EXERCISE AIM: Reproduce each line of the material precisely.

EXTRACTED INFORMATION:
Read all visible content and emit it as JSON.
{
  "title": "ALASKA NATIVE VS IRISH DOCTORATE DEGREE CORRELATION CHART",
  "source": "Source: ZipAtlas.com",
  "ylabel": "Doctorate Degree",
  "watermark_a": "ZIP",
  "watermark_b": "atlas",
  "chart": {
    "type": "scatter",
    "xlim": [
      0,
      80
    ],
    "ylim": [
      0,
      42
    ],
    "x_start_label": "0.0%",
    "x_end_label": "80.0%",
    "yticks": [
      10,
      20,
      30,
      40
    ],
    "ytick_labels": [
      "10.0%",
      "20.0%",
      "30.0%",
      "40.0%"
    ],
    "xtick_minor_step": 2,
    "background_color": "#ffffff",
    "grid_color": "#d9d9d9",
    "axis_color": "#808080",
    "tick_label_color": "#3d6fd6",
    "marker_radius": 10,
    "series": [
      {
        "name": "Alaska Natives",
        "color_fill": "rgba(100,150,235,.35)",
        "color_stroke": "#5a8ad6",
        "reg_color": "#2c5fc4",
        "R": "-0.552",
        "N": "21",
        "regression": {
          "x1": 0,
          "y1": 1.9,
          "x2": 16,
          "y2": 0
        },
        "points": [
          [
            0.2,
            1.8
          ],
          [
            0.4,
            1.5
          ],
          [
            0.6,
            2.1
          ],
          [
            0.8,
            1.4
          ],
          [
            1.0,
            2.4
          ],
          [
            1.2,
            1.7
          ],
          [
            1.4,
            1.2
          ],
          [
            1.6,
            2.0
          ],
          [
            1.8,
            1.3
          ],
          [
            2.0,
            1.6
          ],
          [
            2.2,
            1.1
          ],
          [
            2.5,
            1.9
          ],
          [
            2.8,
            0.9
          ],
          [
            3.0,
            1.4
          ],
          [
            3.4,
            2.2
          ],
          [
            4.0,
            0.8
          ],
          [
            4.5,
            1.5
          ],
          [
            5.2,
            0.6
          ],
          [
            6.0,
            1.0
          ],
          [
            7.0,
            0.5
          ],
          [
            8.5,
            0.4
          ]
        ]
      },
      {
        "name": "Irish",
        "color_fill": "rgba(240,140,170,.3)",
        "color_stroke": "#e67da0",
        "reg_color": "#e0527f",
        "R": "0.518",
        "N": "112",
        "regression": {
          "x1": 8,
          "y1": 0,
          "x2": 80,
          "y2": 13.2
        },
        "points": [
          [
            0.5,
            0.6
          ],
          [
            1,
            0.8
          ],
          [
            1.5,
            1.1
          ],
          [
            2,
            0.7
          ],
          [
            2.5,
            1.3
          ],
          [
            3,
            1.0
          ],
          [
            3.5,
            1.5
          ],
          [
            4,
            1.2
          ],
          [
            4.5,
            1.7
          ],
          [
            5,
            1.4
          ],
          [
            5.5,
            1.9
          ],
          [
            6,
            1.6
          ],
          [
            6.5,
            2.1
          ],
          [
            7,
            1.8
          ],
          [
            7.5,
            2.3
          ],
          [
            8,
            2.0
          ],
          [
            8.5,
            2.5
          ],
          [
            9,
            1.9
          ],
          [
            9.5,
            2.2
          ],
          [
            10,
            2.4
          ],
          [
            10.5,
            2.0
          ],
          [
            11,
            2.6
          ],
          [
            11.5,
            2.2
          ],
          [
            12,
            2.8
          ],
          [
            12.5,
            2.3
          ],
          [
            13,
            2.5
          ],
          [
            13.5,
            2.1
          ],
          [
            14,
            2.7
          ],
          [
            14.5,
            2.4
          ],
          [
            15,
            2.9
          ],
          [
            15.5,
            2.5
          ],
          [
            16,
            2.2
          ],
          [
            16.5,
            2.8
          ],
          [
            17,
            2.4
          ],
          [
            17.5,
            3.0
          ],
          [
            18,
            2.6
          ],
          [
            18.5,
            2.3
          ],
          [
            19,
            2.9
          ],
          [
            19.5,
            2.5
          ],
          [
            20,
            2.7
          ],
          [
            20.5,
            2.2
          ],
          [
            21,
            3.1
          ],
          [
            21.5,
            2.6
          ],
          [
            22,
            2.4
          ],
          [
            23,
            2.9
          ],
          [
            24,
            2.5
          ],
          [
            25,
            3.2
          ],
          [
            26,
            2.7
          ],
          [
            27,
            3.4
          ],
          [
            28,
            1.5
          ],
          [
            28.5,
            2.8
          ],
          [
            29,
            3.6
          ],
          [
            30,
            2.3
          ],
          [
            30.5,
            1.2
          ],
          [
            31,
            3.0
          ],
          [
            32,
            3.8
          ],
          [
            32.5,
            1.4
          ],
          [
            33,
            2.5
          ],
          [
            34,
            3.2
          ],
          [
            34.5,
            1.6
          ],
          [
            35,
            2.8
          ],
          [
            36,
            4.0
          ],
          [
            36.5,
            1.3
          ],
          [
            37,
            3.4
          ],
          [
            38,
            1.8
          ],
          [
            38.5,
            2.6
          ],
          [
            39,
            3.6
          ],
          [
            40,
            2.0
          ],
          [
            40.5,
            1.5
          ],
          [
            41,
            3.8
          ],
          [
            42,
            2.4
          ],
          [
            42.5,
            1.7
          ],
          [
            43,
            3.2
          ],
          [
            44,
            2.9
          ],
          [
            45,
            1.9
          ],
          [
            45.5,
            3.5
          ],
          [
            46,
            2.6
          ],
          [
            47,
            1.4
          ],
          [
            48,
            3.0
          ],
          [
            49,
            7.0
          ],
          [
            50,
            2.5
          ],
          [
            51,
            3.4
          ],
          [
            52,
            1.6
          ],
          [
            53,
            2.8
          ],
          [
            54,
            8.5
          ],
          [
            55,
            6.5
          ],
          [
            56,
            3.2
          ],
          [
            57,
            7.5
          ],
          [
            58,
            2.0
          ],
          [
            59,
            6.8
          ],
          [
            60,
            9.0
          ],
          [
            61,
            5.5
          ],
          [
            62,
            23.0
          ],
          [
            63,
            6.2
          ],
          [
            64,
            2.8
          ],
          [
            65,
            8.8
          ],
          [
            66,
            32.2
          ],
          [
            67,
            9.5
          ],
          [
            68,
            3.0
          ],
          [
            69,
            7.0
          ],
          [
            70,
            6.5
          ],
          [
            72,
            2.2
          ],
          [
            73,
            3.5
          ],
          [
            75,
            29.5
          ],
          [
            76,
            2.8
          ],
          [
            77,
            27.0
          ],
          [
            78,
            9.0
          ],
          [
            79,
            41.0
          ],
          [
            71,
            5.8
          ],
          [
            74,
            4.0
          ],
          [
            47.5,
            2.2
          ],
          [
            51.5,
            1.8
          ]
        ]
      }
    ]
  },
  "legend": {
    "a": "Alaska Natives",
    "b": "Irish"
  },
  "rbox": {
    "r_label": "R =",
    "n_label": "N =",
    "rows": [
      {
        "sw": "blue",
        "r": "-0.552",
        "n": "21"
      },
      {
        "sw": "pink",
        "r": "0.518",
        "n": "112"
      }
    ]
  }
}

CORRECT RESULT:
Read all visible content and emit it as JSON.
{
  "title": "ALASKA NATIVE VS IRISH DOCTORATE DEGREE CORRELATION CHART",
  "source": "Source: ZipAtlas.com",
  "ylabel": "Doctorate Degree",
  "watermark_a": "ZIP",
  "watermark_b": "atlas",
  "chart": {
    "type": "scatter",
    "xlim": [
      0,
      80
    ],
    "ylim": [
      0,
      42
    ],
    "x_start_label": "0.0%",
    "x_end_label": "80.0%",
    "yticks": [
      10,
      20,
      30,
      40
    ],
    "ytick_labels": [
      "10.0%",
      "20.0%",
      "30.0%",
      "40.0%"
    ],
    "xtick_minor_step": 2,
    "background_color": "#ffffff",
    "grid_color": "#d9d9d9",
    "axis_color": "#808080",
    "tick_label_color": "#3d6fd6",
    "marker_radius": 10,
    "series": [
      {
        "name": "Alaska Natives",
        "color_fill": "rgba(100,150,235,.35)",
        "color_stroke": "#5a8ad6",
        "reg_color": "#2c5fc4",
        "R": "-0.552",
        "N": "21",
        "regression": {
          "x1": 0,
          "y1": 1.9,
          "x2": 16,
          "y2": 0
        },
        "points": [
          [
            0.2,
            1.8
          ],
          [
            0.4,
            1.5
          ],
          [
            0.6,
            2.1
          ],
          [
            0.8,
            1.4
          ],
          [
            1.0,
            2.4
          ],
          [
            1.2,
            1.7
          ],
          [
            1.4,
            1.2
          ],
          [
            1.6,
            2.0
          ],
          [
            1.8,
            1.3
          ],
          [
            2.0,
            1.6
          ],
          [
            2.2,
            1.1
          ],
          [
            2.5,
            1.9
          ],
          [
            2.8,
            0.9
          ],
          [
            3.0,
            1.4
          ],
          [
            3.4,
            2.2
          ],
          [
            4.0,
            0.8
          ],
          [
            4.5,
            1.5
          ],
          [
            5.2,
            0.6
          ],
          [
            6.0,
            1.0
          ],
          [
            7.0,
            0.5
          ],
          [
            8.5,
            0.4
          ]
        ]
      },
      {
        "name": "Irish",
        "color_fill": "rgba(240,140,170,.3)",
        "color_stroke": "#e67da0",
        "reg_color": "#e0527f",
        "R": "0.518",
        "N": "112",
        "regression": {
          "x1": 8,
          "y1": 0,
          "x2": 80,
          "y2": 13.2
        },
        "points": [
          [
            0.5,
            0.6
          ],
          [
            1,
            0.8
          ],
          [
            1.5,
            1.1
          ],
          [
            2,
            0.7
          ],
          [
            2.5,
            1.3
          ],
          [
            3,
            1.0
          ],
          [
            3.5,
            1.5
          ],
          [
            4,
            1.2
          ],
          [
            4.5,
            1.7
          ],
          [
            5,
            1.4
          ],
          [
            5.5,
            1.9
          ],
          [
            6,
            1.6
          ],
          [
            6.5,
            2.1
          ],
          [
            7,
            1.8
          ],
          [
            7.5,
            2.3
          ],
          [
            8,
            2.0
          ],
          [
            8.5,
            2.5
          ],
          [
            9,
            1.9
          ],
          [
            9.5,
            2.2
          ],
          [
            10,
            2.4
          ],
          [
            10.5,
            2.0
          ],
          [
            11,
            2.6
          ],
          [
            11.5,
            2.2
          ],
          [
            12,
            2.8
          ],
          [
            12.5,
            2.3
          ],
          [
            13,
            2.5
          ],
          [
            13.5,
            2.1
          ],
          [
            14,
            2.7
          ],
          [
            14.5,
            2.4
          ],
          [
            15,
            2.9
          ],
          [
            15.5,
            2.5
          ],
          [
            16,
            2.2
          ],
          [
            16.5,
            2.8
          ],
          [
            17,
            2.4
          ],
          [
            17.5,
            3.0
          ],
          [
            18,
            2.6
          ],
          [
            18.5,
            2.3
          ],
          [
            19,
            2.9
          ],
          [
            19.5,
            2.5
          ],
          [
            20,
            2.7
          ],
          [
            20.5,
            2.2
          ],
          [
            21,
            3.1
          ],
          [
            21.5,
            2.6
          ],
          [
            22,
            2.4
          ],
          [
            23,
            2.9
          ],
          [
            24,
            2.5
          ],
          [
            25,
            3.2
          ],
          [
            26,
            2.7
          ],
          [
            27,
            3.4
          ],
          [
            28,
            1.5
          ],
          [
            28.5,
            2.8
          ],
          [
            29,
            3.6
          ],
          [
            30,
            2.3
          ],
          [
            30.5,
            1.2
          ],
          [
            31,
            3.0
          ],
          [
            32,
            3.8
          ],
          [
            32.5,
            1.4
          ],
          [
            33,
            2.5
          ],
          [
            34,
            3.2
          ],
          [
            34.5,
            1.6
          ],
          [
            35,
            2.8
          ],
          [
            36,
            4.0
          ],
          [
            36.5,
            1.3
          ],
          [
            37,
            3.4
          ],
          [
            38,
            1.8
          ],
          [
            38.5,
            2.6
          ],
          [
            39,
            3.6
          ],
          [
            40,
            2.0
          ],
          [
            40.5,
            1.5
          ],
          [
            41,
            3.8
          ],
          [
            42,
            2.4
          ],
          [
            42.5,
            1.7
          ],
          [
            43,
            3.2
          ],
          [
            44,
            2.9
          ],
          [
            45,
            1.9
          ],
          [
            45.5,
            3.5
          ],
          [
            46,
            2.6
          ],
          [
            47,
            1.4
          ],
          [
            48,
            3.0
          ],
          [
            49,
            7.0
          ],
          [
            50,
            2.5
          ],
          [
            51,
            3.4
          ],
          [
            52,
            1.6
          ],
          [
            53,
            2.8
          ],
          [
            54,
            8.5
          ],
          [
            55,
            6.5
          ],
          [
            56,
            3.2
          ],
          [
            57,
            7.5
          ],
          [
            58,
            2.0
          ],
          [
            59,
            6.8
          ],
          [
            60,
            9.0
          ],
          [
            61,
            5.5
          ],
          [
            62,
            23.0
          ],
          [
            63,
            6.2
          ],
          [
            64,
            2.8
          ],
          [
            65,
            8.8
          ],
          [
            66,
            32.2
          ],
          [
            67,
            9.5
          ],
          [
            68,
            3.0
          ],
          [
            69,
            7.0
          ],
          [
            70,
            6.5
          ],
          [
            72,
            2.2
          ],
          [
            73,
            3.5
          ],
          [
            75,
            29.5
          ],
          [
            76,
            2.8
          ],
          [
            77,
            27.0
          ],
          [
            78,
            9.0
          ],
          [
            79,
            41.0
          ],
          [
            71,
            5.8
          ],
          [
            74,
            4.0
          ],
          [
            47.5,
            2.2
          ],
          [
            51.5,
            1.8
          ]
        ]
      }
    ]
  },
  "legend": {
    "a": "Alaska Natives",
    "b": "Irish"
  },
  "rbox": {
    "r_label": "R =",
    "n_label": "N =",
    "rows": [
      {
        "sw": "blue",
        "r": "-0.552",
        "n": "21"
      },
      {
        "sw": "pink",
        "r": "0.518",
        "n": "112"
      }
    ]
  }
}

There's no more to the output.